Requirements » Extract the full listing verbatim and drop any pictures from your copy.

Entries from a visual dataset
· · · · · · ·

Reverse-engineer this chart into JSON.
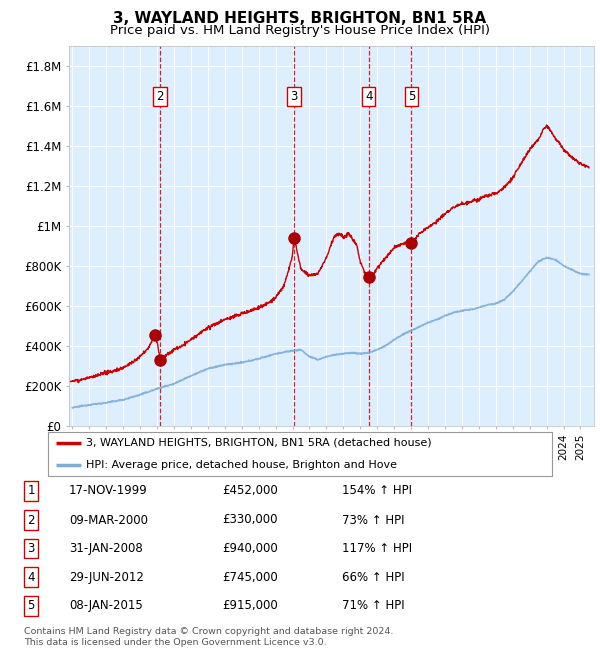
{
  "title": "3, WAYLAND HEIGHTS, BRIGHTON, BN1 5RA",
  "subtitle": "Price paid vs. HM Land Registry's House Price Index (HPI)",
  "title_fontsize": 11,
  "subtitle_fontsize": 9.5,
  "background_color": "#ffffff",
  "plot_bg_color": "#ddeeff",
  "grid_color": "#ffffff",
  "ylim": [
    0,
    1900000
  ],
  "xlim_start": 1994.8,
  "xlim_end": 2025.8,
  "yticks": [
    0,
    200000,
    400000,
    600000,
    800000,
    1000000,
    1200000,
    1400000,
    1600000,
    1800000
  ],
  "ytick_labels": [
    "£0",
    "£200K",
    "£400K",
    "£600K",
    "£800K",
    "£1M",
    "£1.2M",
    "£1.4M",
    "£1.6M",
    "£1.8M"
  ],
  "sale_dates": [
    1999.88,
    2000.18,
    2008.08,
    2012.5,
    2015.02
  ],
  "sale_prices": [
    452000,
    330000,
    940000,
    745000,
    915000
  ],
  "sale_labels": [
    "1",
    "2",
    "3",
    "4",
    "5"
  ],
  "vline_dates": [
    2000.18,
    2008.08,
    2012.5,
    2015.02
  ],
  "vline_labels": [
    "2",
    "3",
    "4",
    "5"
  ],
  "legend_line1": "3, WAYLAND HEIGHTS, BRIGHTON, BN1 5RA (detached house)",
  "legend_line2": "HPI: Average price, detached house, Brighton and Hove",
  "table_rows": [
    {
      "num": "1",
      "date": "17-NOV-1999",
      "price": "£452,000",
      "hpi": "154% ↑ HPI"
    },
    {
      "num": "2",
      "date": "09-MAR-2000",
      "price": "£330,000",
      "hpi": "73% ↑ HPI"
    },
    {
      "num": "3",
      "date": "31-JAN-2008",
      "price": "£940,000",
      "hpi": "117% ↑ HPI"
    },
    {
      "num": "4",
      "date": "29-JUN-2012",
      "price": "£745,000",
      "hpi": "66% ↑ HPI"
    },
    {
      "num": "5",
      "date": "08-JAN-2015",
      "price": "£915,000",
      "hpi": "71% ↑ HPI"
    }
  ],
  "footer": "Contains HM Land Registry data © Crown copyright and database right 2024.\nThis data is licensed under the Open Government Licence v3.0.",
  "red_color": "#cc0000",
  "blue_color": "#7dadd4",
  "dot_color": "#aa0000",
  "vline_color": "#cc0000"
}
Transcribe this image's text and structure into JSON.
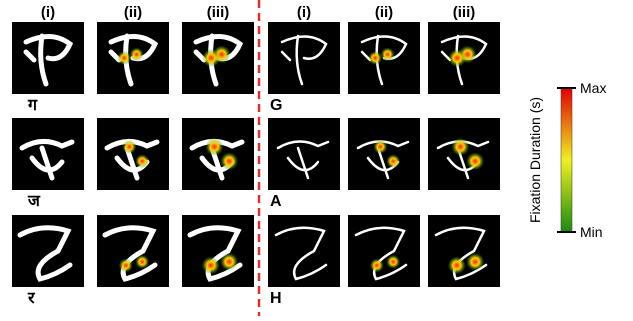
{
  "panels": [
    {
      "columns": [
        "(i)",
        "(ii)",
        "(iii)"
      ],
      "rows": [
        {
          "label": "ग"
        },
        {
          "label": "ज"
        },
        {
          "label": "र"
        }
      ]
    },
    {
      "columns": [
        "(i)",
        "(ii)",
        "(iii)"
      ],
      "rows": [
        {
          "label": "G"
        },
        {
          "label": "A"
        },
        {
          "label": "H"
        }
      ]
    }
  ],
  "colorbar": {
    "title": "Fixation Duration (s)",
    "max": "Max",
    "min": "Min"
  }
}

· · · · · · ·

Solution below »
Reverse-engineer this chart into JSON.
{
  "title": "3, WAYLAND HEIGHTS, BRIGHTON, BN1 5RA",
  "subtitle": "Price paid vs. HM Land Registry's House Price Index (HPI)",
  "title_fontsize": 11,
  "subtitle_fontsize": 9.5,
  "background_color": "#ffffff",
  "plot_bg_color": "#ddeeff",
  "grid_color": "#ffffff",
  "ylim": [
    0,
    1900000
  ],
  "xlim_start": 1994.8,
  "xlim_end": 2025.8,
  "yticks": [
    0,
    200000,
    400000,
    600000,
    800000,
    1000000,
    1200000,
    1400000,
    1600000,
    1800000
  ],
  "ytick_labels": [
    "£0",
    "£200K",
    "£400K",
    "£600K",
    "£800K",
    "£1M",
    "£1.2M",
    "£1.4M",
    "£1.6M",
    "£1.8M"
  ],
  "sale_dates": [
    1999.88,
    2000.18,
    2008.08,
    2012.5,
    2015.02
  ],
  "sale_prices": [
    452000,
    330000,
    940000,
    745000,
    915000
  ],
  "sale_labels": [
    "1",
    "2",
    "3",
    "4",
    "5"
  ],
  "vline_dates": [
    2000.18,
    2008.08,
    2012.5,
    2015.02
  ],
  "vline_labels": [
    "2",
    "3",
    "4",
    "5"
  ],
  "legend_line1": "3, WAYLAND HEIGHTS, BRIGHTON, BN1 5RA (detached house)",
  "legend_line2": "HPI: Average price, detached house, Brighton and Hove",
  "table_rows": [
    {
      "num": "1",
      "date": "17-NOV-1999",
      "price": "£452,000",
      "hpi": "154% ↑ HPI"
    },
    {
      "num": "2",
      "date": "09-MAR-2000",
      "price": "£330,000",
      "hpi": "73% ↑ HPI"
    },
    {
      "num": "3",
      "date": "31-JAN-2008",
      "price": "£940,000",
      "hpi": "117% ↑ HPI"
    },
    {
      "num": "4",
      "date": "29-JUN-2012",
      "price": "£745,000",
      "hpi": "66% ↑ HPI"
    },
    {
      "num": "5",
      "date": "08-JAN-2015",
      "price": "£915,000",
      "hpi": "71% ↑ HPI"
    }
  ],
  "footer": "Contains HM Land Registry data © Crown copyright and database right 2024.\nThis data is licensed under the Open Government Licence v3.0.",
  "red_color": "#cc0000",
  "blue_color": "#7dadd4",
  "dot_color": "#aa0000",
  "vline_color": "#cc0000"
}
Transcribe this image's text and structure into JSON.
{
  "panels": [
    {
      "columns": [
        "(i)",
        "(ii)",
        "(iii)"
      ],
      "rows": [
        {
          "label": "ग"
        },
        {
          "label": "ज"
        },
        {
          "label": "र"
        }
      ]
    },
    {
      "columns": [
        "(i)",
        "(ii)",
        "(iii)"
      ],
      "rows": [
        {
          "label": "G"
        },
        {
          "label": "A"
        },
        {
          "label": "H"
        }
      ]
    }
  ],
  "colorbar": {
    "title": "Fixation Duration (s)",
    "max": "Max",
    "min": "Min"
  }
}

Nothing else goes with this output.